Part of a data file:
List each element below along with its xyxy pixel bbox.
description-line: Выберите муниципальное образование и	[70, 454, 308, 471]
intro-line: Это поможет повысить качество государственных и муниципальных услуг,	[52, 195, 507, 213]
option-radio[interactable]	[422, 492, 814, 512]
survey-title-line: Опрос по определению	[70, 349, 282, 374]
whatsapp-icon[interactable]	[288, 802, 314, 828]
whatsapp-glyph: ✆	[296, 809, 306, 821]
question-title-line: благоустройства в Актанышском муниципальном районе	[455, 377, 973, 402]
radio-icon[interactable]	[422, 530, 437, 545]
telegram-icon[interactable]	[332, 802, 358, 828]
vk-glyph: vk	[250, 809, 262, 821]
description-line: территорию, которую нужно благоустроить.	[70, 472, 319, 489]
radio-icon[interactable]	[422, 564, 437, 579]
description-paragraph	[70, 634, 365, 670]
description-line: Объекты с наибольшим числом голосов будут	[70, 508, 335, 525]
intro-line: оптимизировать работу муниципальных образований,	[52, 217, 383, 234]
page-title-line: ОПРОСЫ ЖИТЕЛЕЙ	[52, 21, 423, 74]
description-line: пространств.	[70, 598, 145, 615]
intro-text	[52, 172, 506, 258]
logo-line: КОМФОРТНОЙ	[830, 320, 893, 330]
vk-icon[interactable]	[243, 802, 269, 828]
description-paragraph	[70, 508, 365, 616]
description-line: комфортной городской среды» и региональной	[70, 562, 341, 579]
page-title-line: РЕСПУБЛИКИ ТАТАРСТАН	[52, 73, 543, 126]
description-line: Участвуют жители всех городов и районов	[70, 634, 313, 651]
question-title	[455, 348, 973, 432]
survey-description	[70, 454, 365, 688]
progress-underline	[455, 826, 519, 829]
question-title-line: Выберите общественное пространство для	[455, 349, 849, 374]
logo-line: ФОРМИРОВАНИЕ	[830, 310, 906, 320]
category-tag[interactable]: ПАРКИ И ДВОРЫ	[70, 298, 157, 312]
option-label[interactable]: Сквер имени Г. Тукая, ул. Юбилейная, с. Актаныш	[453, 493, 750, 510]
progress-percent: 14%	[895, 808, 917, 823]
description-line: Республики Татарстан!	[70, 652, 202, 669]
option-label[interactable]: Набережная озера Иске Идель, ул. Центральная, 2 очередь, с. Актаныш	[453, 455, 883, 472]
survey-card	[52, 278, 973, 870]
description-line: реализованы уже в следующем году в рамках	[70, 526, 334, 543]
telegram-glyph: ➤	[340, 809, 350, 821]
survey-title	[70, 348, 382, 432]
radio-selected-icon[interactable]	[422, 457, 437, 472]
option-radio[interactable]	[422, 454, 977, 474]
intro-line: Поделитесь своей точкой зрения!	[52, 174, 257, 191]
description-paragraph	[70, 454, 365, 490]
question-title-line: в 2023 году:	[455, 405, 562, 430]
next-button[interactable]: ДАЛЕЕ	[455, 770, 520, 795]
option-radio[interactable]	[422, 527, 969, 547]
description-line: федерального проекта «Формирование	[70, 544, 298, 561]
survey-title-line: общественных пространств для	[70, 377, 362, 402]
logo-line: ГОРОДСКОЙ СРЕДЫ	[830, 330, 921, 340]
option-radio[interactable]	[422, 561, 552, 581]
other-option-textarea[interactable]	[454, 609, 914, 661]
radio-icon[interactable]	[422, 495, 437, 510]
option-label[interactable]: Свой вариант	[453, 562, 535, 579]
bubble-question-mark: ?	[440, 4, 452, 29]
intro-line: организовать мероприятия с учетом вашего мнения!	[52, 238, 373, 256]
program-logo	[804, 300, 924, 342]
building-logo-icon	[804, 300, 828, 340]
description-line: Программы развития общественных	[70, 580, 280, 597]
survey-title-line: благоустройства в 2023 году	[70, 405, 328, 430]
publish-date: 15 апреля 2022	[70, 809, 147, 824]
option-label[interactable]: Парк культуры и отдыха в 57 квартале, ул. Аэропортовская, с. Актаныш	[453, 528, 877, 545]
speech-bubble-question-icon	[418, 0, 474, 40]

▶ _REQUIRED WORK_:
Reproduce every line of the listing, from its first line down to the line that contains "802, 358, 828]", including both of those lines.

▶ _REPLY TO THE EXERCISE_:
List each element below along with its xyxy pixel bbox.
description-line: Выберите муниципальное образование и	[70, 454, 308, 471]
intro-line: Это поможет повысить качество государственных и муниципальных услуг,	[52, 195, 507, 213]
option-radio[interactable]	[422, 492, 814, 512]
survey-title-line: Опрос по определению	[70, 349, 282, 374]
whatsapp-icon[interactable]	[288, 802, 314, 828]
whatsapp-glyph: ✆	[296, 809, 306, 821]
question-title-line: благоустройства в Актанышском муниципальном районе	[455, 377, 973, 402]
radio-icon[interactable]	[422, 530, 437, 545]
telegram-icon[interactable]	[332, 802, 358, 828]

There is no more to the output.